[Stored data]
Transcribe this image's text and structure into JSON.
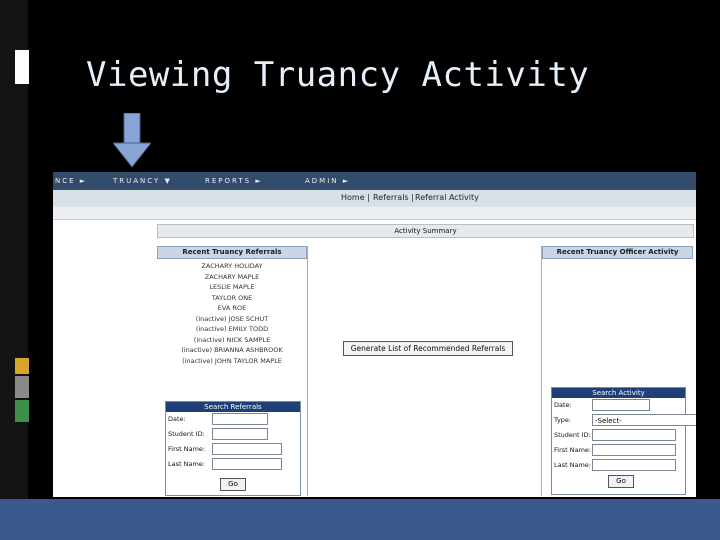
{
  "slide": {
    "title": "Viewing Truancy Activity",
    "colors": {
      "background": "#000000",
      "title": "#e6f0fb",
      "arrow": "#8aa4d6",
      "footer": "#3a5a8e"
    }
  },
  "app": {
    "nav": [
      {
        "label": "NCE ►"
      },
      {
        "label": "TRUANCY ▼"
      },
      {
        "label": "REPORTS ►"
      },
      {
        "label": "ADMIN ►"
      }
    ],
    "breadcrumb": [
      "Home |",
      "Referrals |",
      "Referral Activity"
    ],
    "summary_label": "Activity Summary",
    "recent_referrals": {
      "title": "Recent Truancy Referrals",
      "items": [
        "ZACHARY HOLIDAY",
        "ZACHARY MAPLE",
        "LESLIE MAPLE",
        "TAYLOR ONE",
        "EVA ROE",
        "(inactive) JOSE SCHUT",
        "(inactive) EMILY TODD",
        "(inactive) NICK SAMPLE",
        "(inactive) BRIANNA ASHBROOK",
        "(inactive) JOHN TAYLOR MAPLE"
      ]
    },
    "generate_button": "Generate List of Recommended Referrals",
    "recent_officer_activity": {
      "title": "Recent Truancy Officer Activity"
    },
    "search_referrals": {
      "title": "Search Referrals",
      "fields": [
        "Date:",
        "Student ID:",
        "First Name:",
        "Last Name:"
      ],
      "go": "Go"
    },
    "search_activity": {
      "title": "Search Activity",
      "fields": [
        "Date:",
        "Type:",
        "Student ID:",
        "First Name:",
        "Last Name:"
      ],
      "type_value": "-Select-",
      "go": "Go"
    }
  }
}
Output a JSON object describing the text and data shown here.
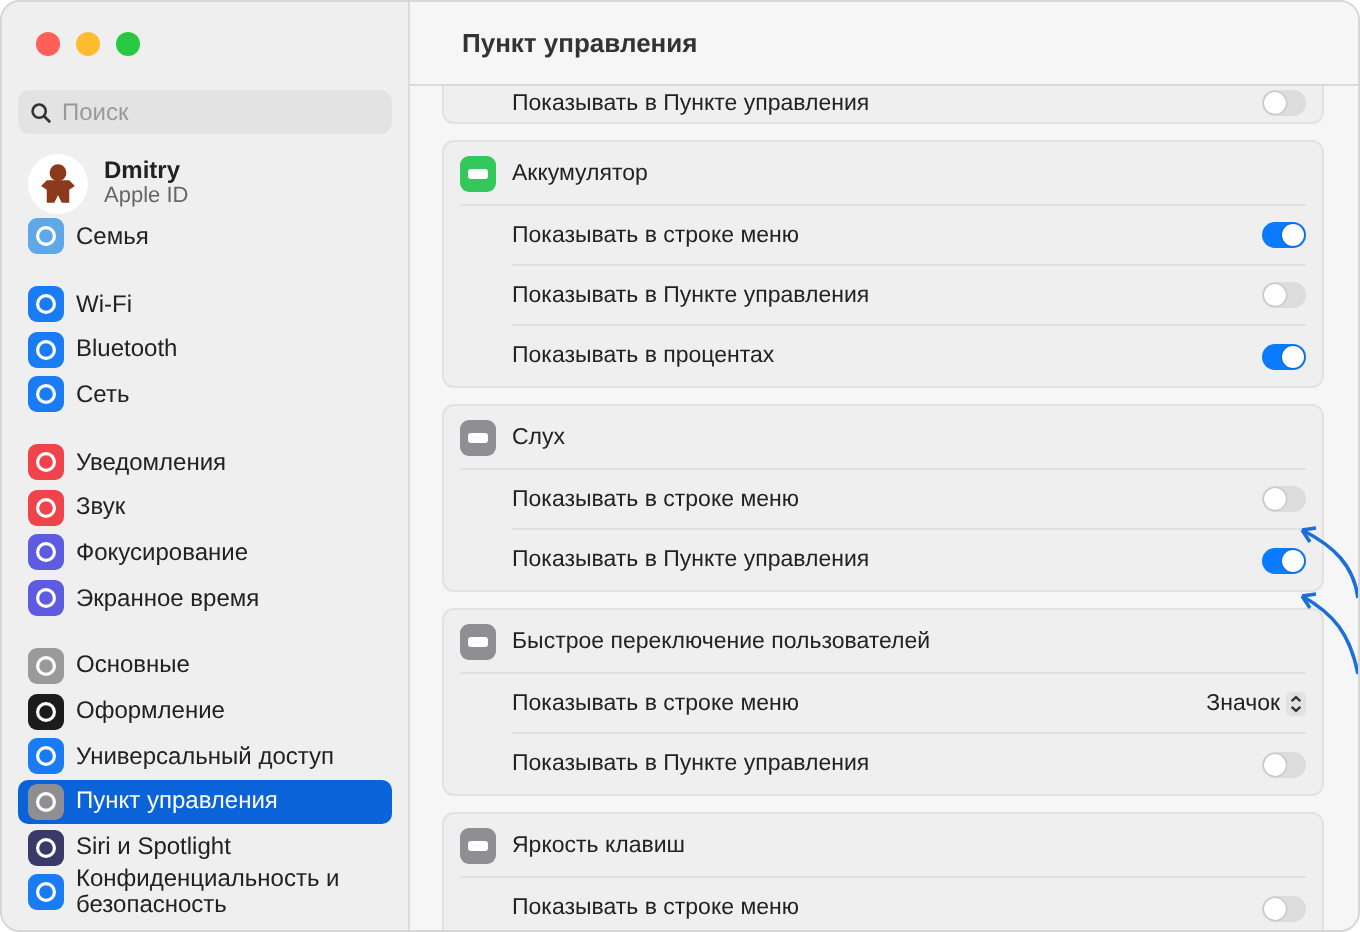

AIM OF THE TASK
Without the pictures, restate all the entries above exactly.

REPLY
Transcribe this image's text and structure into JSON.
{
  "slide": {
    "title": "Viewing Truancy Activity",
    "colors": {
      "background": "#000000",
      "title": "#e6f0fb",
      "arrow": "#8aa4d6",
      "footer": "#3a5a8e"
    }
  },
  "app": {
    "nav": [
      {
        "label": "NCE ►"
      },
      {
        "label": "TRUANCY ▼"
      },
      {
        "label": "REPORTS ►"
      },
      {
        "label": "ADMIN ►"
      }
    ],
    "breadcrumb": [
      "Home |",
      "Referrals |",
      "Referral Activity"
    ],
    "summary_label": "Activity Summary",
    "recent_referrals": {
      "title": "Recent Truancy Referrals",
      "items": [
        "ZACHARY HOLIDAY",
        "ZACHARY MAPLE",
        "LESLIE MAPLE",
        "TAYLOR ONE",
        "EVA ROE",
        "(inactive) JOSE SCHUT",
        "(inactive) EMILY TODD",
        "(inactive) NICK SAMPLE",
        "(inactive) BRIANNA ASHBROOK",
        "(inactive) JOHN TAYLOR MAPLE"
      ]
    },
    "generate_button": "Generate List of Recommended Referrals",
    "recent_officer_activity": {
      "title": "Recent Truancy Officer Activity"
    },
    "search_referrals": {
      "title": "Search Referrals",
      "fields": [
        "Date:",
        "Student ID:",
        "First Name:",
        "Last Name:"
      ],
      "go": "Go"
    },
    "search_activity": {
      "title": "Search Activity",
      "fields": [
        "Date:",
        "Type:",
        "Student ID:",
        "First Name:",
        "Last Name:"
      ],
      "type_value": "-Select-",
      "go": "Go"
    }
  }
}
Output a JSON object describing the text and data shown here.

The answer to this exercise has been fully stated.